Start of SUPPLIED MATERIAL

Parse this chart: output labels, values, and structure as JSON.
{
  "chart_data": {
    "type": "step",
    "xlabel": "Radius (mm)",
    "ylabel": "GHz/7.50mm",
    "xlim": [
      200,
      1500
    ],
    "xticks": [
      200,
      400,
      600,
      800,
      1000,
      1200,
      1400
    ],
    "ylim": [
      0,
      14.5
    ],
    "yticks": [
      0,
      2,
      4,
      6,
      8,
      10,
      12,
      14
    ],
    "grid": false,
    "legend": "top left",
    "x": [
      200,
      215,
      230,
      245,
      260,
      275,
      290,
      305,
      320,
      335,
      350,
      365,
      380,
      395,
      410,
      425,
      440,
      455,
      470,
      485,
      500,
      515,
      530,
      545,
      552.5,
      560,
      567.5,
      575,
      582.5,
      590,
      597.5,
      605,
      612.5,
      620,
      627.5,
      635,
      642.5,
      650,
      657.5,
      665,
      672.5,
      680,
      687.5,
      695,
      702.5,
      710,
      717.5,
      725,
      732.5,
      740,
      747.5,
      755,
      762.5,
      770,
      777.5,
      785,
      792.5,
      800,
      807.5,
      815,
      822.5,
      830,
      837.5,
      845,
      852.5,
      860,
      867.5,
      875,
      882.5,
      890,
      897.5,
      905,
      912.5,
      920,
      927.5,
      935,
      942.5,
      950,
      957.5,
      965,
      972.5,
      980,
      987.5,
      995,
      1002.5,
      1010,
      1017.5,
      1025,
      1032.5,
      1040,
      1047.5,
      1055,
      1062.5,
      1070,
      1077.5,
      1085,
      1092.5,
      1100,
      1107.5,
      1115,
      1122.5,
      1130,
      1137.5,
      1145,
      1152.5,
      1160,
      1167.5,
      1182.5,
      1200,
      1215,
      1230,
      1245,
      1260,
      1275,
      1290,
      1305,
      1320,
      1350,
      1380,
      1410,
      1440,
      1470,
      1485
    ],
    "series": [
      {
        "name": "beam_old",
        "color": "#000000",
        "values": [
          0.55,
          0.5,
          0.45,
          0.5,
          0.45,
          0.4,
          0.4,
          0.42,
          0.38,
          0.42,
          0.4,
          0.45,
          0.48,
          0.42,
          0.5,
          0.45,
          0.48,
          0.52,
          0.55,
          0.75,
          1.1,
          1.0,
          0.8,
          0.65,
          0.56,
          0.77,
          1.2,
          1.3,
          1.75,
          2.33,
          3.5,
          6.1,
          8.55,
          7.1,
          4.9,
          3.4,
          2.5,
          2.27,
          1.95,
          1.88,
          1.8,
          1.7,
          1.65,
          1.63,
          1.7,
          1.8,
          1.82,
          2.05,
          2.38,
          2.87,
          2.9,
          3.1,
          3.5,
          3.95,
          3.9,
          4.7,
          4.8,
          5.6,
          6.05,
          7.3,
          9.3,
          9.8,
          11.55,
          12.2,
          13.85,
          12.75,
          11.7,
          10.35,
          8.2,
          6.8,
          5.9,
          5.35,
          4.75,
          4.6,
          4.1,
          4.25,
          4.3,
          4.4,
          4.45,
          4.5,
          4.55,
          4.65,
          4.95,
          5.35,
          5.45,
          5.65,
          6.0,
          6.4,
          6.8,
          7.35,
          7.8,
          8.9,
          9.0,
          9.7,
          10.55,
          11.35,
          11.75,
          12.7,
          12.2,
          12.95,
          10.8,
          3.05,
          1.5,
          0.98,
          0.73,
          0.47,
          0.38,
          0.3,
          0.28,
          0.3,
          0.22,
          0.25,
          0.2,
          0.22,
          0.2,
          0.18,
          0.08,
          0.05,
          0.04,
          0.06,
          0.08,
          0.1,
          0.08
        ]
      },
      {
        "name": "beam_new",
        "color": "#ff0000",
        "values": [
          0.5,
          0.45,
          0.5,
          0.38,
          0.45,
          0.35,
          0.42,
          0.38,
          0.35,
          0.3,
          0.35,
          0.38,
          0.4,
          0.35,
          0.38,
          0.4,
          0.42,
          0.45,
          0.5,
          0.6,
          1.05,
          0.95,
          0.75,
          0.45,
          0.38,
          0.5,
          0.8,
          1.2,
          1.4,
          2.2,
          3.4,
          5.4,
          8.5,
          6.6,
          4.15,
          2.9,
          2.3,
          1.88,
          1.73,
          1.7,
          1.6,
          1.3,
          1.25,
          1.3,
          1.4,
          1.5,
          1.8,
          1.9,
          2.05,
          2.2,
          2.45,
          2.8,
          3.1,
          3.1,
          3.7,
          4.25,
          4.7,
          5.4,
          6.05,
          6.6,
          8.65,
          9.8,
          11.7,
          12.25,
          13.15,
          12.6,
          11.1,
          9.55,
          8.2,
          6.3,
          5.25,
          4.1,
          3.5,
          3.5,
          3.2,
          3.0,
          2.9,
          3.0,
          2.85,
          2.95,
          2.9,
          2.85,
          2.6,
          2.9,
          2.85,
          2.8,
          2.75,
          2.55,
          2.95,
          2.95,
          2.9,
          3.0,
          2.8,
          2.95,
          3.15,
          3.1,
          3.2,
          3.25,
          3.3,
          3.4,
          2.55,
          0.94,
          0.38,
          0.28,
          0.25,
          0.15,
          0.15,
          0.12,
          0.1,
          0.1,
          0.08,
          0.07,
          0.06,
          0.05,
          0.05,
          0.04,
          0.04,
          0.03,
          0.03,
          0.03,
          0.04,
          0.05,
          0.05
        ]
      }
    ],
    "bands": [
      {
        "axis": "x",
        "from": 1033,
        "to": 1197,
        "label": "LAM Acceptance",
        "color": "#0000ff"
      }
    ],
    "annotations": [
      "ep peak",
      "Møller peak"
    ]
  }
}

End of SUPPLIED MATERIAL

= WHAT NEEDS TO BE DONE =
Nothing should be left out: return all of the records exactly.

= EXPECTED OUTPUT =
Parse this chart: output labels, values, and structure as JSON.
{
  "chart_data": {
    "type": "step",
    "xlabel": "Radius (mm)",
    "ylabel": "GHz/7.50mm",
    "xlim": [
      200,
      1500
    ],
    "xticks": [
      200,
      400,
      600,
      800,
      1000,
      1200,
      1400
    ],
    "ylim": [
      0,
      14.5
    ],
    "yticks": [
      0,
      2,
      4,
      6,
      8,
      10,
      12,
      14
    ],
    "grid": false,
    "legend": "top left",
    "x": [
      200,
      215,
      230,
      245,
      260,
      275,
      290,
      305,
      320,
      335,
      350,
      365,
      380,
      395,
      410,
      425,
      440,
      455,
      470,
      485,
      500,
      515,
      530,
      545,
      552.5,
      560,
      567.5,
      575,
      582.5,
      590,
      597.5,
      605,
      612.5,
      620,
      627.5,
      635,
      642.5,
      650,
      657.5,
      665,
      672.5,
      680,
      687.5,
      695,
      702.5,
      710,
      717.5,
      725,
      732.5,
      740,
      747.5,
      755,
      762.5,
      770,
      777.5,
      785,
      792.5,
      800,
      807.5,
      815,
      822.5,
      830,
      837.5,
      845,
      852.5,
      860,
      867.5,
      875,
      882.5,
      890,
      897.5,
      905,
      912.5,
      920,
      927.5,
      935,
      942.5,
      950,
      957.5,
      965,
      972.5,
      980,
      987.5,
      995,
      1002.5,
      1010,
      1017.5,
      1025,
      1032.5,
      1040,
      1047.5,
      1055,
      1062.5,
      1070,
      1077.5,
      1085,
      1092.5,
      1100,
      1107.5,
      1115,
      1122.5,
      1130,
      1137.5,
      1145,
      1152.5,
      1160,
      1167.5,
      1182.5,
      1200,
      1215,
      1230,
      1245,
      1260,
      1275,
      1290,
      1305,
      1320,
      1350,
      1380,
      1410,
      1440,
      1470,
      1485
    ],
    "series": [
      {
        "name": "beam_old",
        "color": "#000000",
        "values": [
          0.55,
          0.5,
          0.45,
          0.5,
          0.45,
          0.4,
          0.4,
          0.42,
          0.38,
          0.42,
          0.4,
          0.45,
          0.48,
          0.42,
          0.5,
          0.45,
          0.48,
          0.52,
          0.55,
          0.75,
          1.1,
          1.0,
          0.8,
          0.65,
          0.56,
          0.77,
          1.2,
          1.3,
          1.75,
          2.33,
          3.5,
          6.1,
          8.55,
          7.1,
          4.9,
          3.4,
          2.5,
          2.27,
          1.95,
          1.88,
          1.8,
          1.7,
          1.65,
          1.63,
          1.7,
          1.8,
          1.82,
          2.05,
          2.38,
          2.87,
          2.9,
          3.1,
          3.5,
          3.95,
          3.9,
          4.7,
          4.8,
          5.6,
          6.05,
          7.3,
          9.3,
          9.8,
          11.55,
          12.2,
          13.85,
          12.75,
          11.7,
          10.35,
          8.2,
          6.8,
          5.9,
          5.35,
          4.75,
          4.6,
          4.1,
          4.25,
          4.3,
          4.4,
          4.45,
          4.5,
          4.55,
          4.65,
          4.95,
          5.35,
          5.45,
          5.65,
          6.0,
          6.4,
          6.8,
          7.35,
          7.8,
          8.9,
          9.0,
          9.7,
          10.55,
          11.35,
          11.75,
          12.7,
          12.2,
          12.95,
          10.8,
          3.05,
          1.5,
          0.98,
          0.73,
          0.47,
          0.38,
          0.3,
          0.28,
          0.3,
          0.22,
          0.25,
          0.2,
          0.22,
          0.2,
          0.18,
          0.08,
          0.05,
          0.04,
          0.06,
          0.08,
          0.1,
          0.08
        ]
      },
      {
        "name": "beam_new",
        "color": "#ff0000",
        "values": [
          0.5,
          0.45,
          0.5,
          0.38,
          0.45,
          0.35,
          0.42,
          0.38,
          0.35,
          0.3,
          0.35,
          0.38,
          0.4,
          0.35,
          0.38,
          0.4,
          0.42,
          0.45,
          0.5,
          0.6,
          1.05,
          0.95,
          0.75,
          0.45,
          0.38,
          0.5,
          0.8,
          1.2,
          1.4,
          2.2,
          3.4,
          5.4,
          8.5,
          6.6,
          4.15,
          2.9,
          2.3,
          1.88,
          1.73,
          1.7,
          1.6,
          1.3,
          1.25,
          1.3,
          1.4,
          1.5,
          1.8,
          1.9,
          2.05,
          2.2,
          2.45,
          2.8,
          3.1,
          3.1,
          3.7,
          4.25,
          4.7,
          5.4,
          6.05,
          6.6,
          8.65,
          9.8,
          11.7,
          12.25,
          13.15,
          12.6,
          11.1,
          9.55,
          8.2,
          6.3,
          5.25,
          4.1,
          3.5,
          3.5,
          3.2,
          3.0,
          2.9,
          3.0,
          2.85,
          2.95,
          2.9,
          2.85,
          2.6,
          2.9,
          2.85,
          2.8,
          2.75,
          2.55,
          2.95,
          2.95,
          2.9,
          3.0,
          2.8,
          2.95,
          3.15,
          3.1,
          3.2,
          3.25,
          3.3,
          3.4,
          2.55,
          0.94,
          0.38,
          0.28,
          0.25,
          0.15,
          0.15,
          0.12,
          0.1,
          0.1,
          0.08,
          0.07,
          0.06,
          0.05,
          0.05,
          0.04,
          0.04,
          0.03,
          0.03,
          0.03,
          0.04,
          0.05,
          0.05
        ]
      }
    ],
    "bands": [
      {
        "axis": "x",
        "from": 1033,
        "to": 1197,
        "label": "LAM Acceptance",
        "color": "#0000ff"
      }
    ],
    "annotations": [
      "ep peak",
      "Møller peak"
    ]
  }
}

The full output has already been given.